>> Begin RECORD SET

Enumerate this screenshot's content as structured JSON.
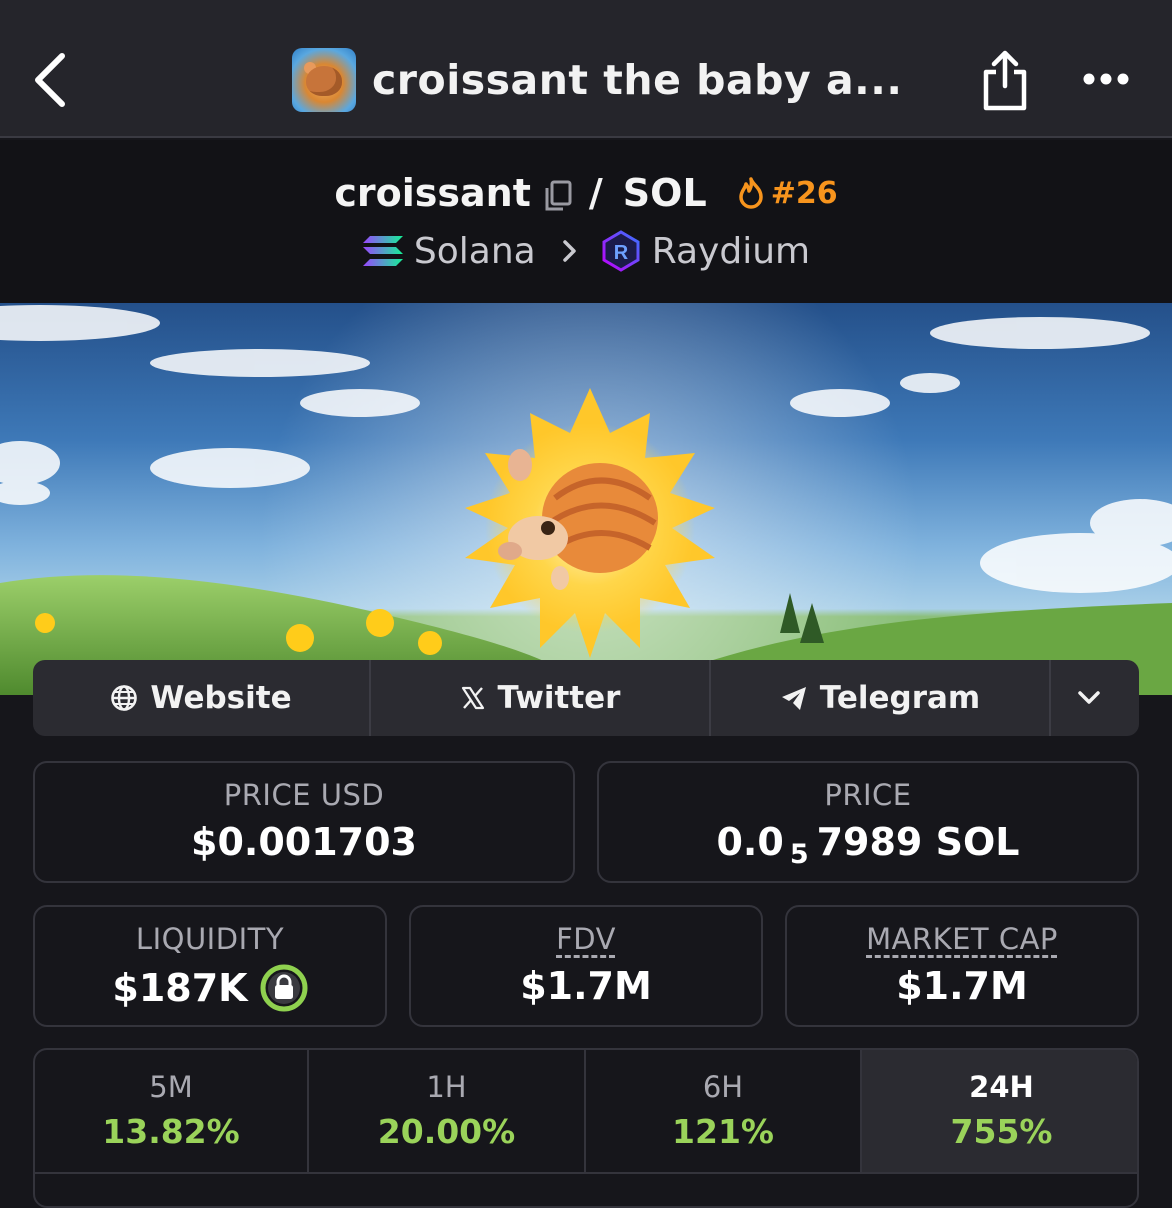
{
  "nav": {
    "title": "croissant the baby a...",
    "back_icon": "chevron-left-icon",
    "share_icon": "share-icon",
    "more_icon": "more-horizontal-icon"
  },
  "pair": {
    "base": "croissant",
    "quote": "SOL",
    "rank": "#26",
    "chain": "Solana",
    "dex": "Raydium"
  },
  "socials": [
    {
      "label": "Website",
      "icon": "globe-icon"
    },
    {
      "label": "Twitter",
      "icon": "x-logo-icon"
    },
    {
      "label": "Telegram",
      "icon": "telegram-icon"
    }
  ],
  "stats": {
    "price_usd": {
      "label": "PRICE USD",
      "value": "$0.001703"
    },
    "price": {
      "label": "PRICE",
      "prefix": "0.0",
      "sub": "5",
      "suffix": "7989 SOL"
    },
    "liquidity": {
      "label": "LIQUIDITY",
      "value": "$187K"
    },
    "fdv": {
      "label": "FDV",
      "value": "$1.7M"
    },
    "market_cap": {
      "label": "MARKET CAP",
      "value": "$1.7M"
    }
  },
  "timeframes": [
    {
      "label": "5M",
      "value": "13.82%"
    },
    {
      "label": "1H",
      "value": "20.00%"
    },
    {
      "label": "6H",
      "value": "121%"
    },
    {
      "label": "24H",
      "value": "755%",
      "active": true
    }
  ],
  "colors": {
    "accent_orange": "#f7941d",
    "positive_green": "#9ad35a",
    "lock_green": "#8fd14f"
  }
}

>> End RECORD SET

▶ _BRIEF_:
Copy every line above word for word and exclude the pictures.

▶ _RESPONSE_:
Enumerate this screenshot's content as structured JSON.
{
  "nav": {
    "title": "croissant the baby a...",
    "back_icon": "chevron-left-icon",
    "share_icon": "share-icon",
    "more_icon": "more-horizontal-icon"
  },
  "pair": {
    "base": "croissant",
    "quote": "SOL",
    "rank": "#26",
    "chain": "Solana",
    "dex": "Raydium"
  },
  "socials": [
    {
      "label": "Website",
      "icon": "globe-icon"
    },
    {
      "label": "Twitter",
      "icon": "x-logo-icon"
    },
    {
      "label": "Telegram",
      "icon": "telegram-icon"
    }
  ],
  "stats": {
    "price_usd": {
      "label": "PRICE USD",
      "value": "$0.001703"
    },
    "price": {
      "label": "PRICE",
      "prefix": "0.0",
      "sub": "5",
      "suffix": "7989 SOL"
    },
    "liquidity": {
      "label": "LIQUIDITY",
      "value": "$187K"
    },
    "fdv": {
      "label": "FDV",
      "value": "$1.7M"
    },
    "market_cap": {
      "label": "MARKET CAP",
      "value": "$1.7M"
    }
  },
  "timeframes": [
    {
      "label": "5M",
      "value": "13.82%"
    },
    {
      "label": "1H",
      "value": "20.00%"
    },
    {
      "label": "6H",
      "value": "121%"
    },
    {
      "label": "24H",
      "value": "755%",
      "active": true
    }
  ],
  "colors": {
    "accent_orange": "#f7941d",
    "positive_green": "#9ad35a",
    "lock_green": "#8fd14f"
  }
}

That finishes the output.